**Exercise data:**
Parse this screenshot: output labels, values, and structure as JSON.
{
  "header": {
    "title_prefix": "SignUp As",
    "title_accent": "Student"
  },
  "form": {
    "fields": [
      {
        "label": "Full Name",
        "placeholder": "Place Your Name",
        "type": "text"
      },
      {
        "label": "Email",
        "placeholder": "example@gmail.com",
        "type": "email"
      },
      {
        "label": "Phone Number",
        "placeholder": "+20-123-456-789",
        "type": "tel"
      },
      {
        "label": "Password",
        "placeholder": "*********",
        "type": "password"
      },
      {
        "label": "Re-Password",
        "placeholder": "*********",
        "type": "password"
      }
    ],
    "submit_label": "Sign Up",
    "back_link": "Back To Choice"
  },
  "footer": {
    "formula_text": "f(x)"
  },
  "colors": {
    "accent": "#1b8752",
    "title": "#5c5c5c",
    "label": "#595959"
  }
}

**Objective:** Output every entry shown above, exactly.

**Exercise solution:**
Parse this screenshot: output labels, values, and structure as JSON.
{
  "header": {
    "title_prefix": "SignUp As",
    "title_accent": "Student"
  },
  "form": {
    "fields": [
      {
        "label": "Full Name",
        "placeholder": "Place Your Name",
        "type": "text"
      },
      {
        "label": "Email",
        "placeholder": "example@gmail.com",
        "type": "email"
      },
      {
        "label": "Phone Number",
        "placeholder": "+20-123-456-789",
        "type": "tel"
      },
      {
        "label": "Password",
        "placeholder": "*********",
        "type": "password"
      },
      {
        "label": "Re-Password",
        "placeholder": "*********",
        "type": "password"
      }
    ],
    "submit_label": "Sign Up",
    "back_link": "Back To Choice"
  },
  "footer": {
    "formula_text": "f(x)"
  },
  "colors": {
    "accent": "#1b8752",
    "title": "#5c5c5c",
    "label": "#595959"
  }
}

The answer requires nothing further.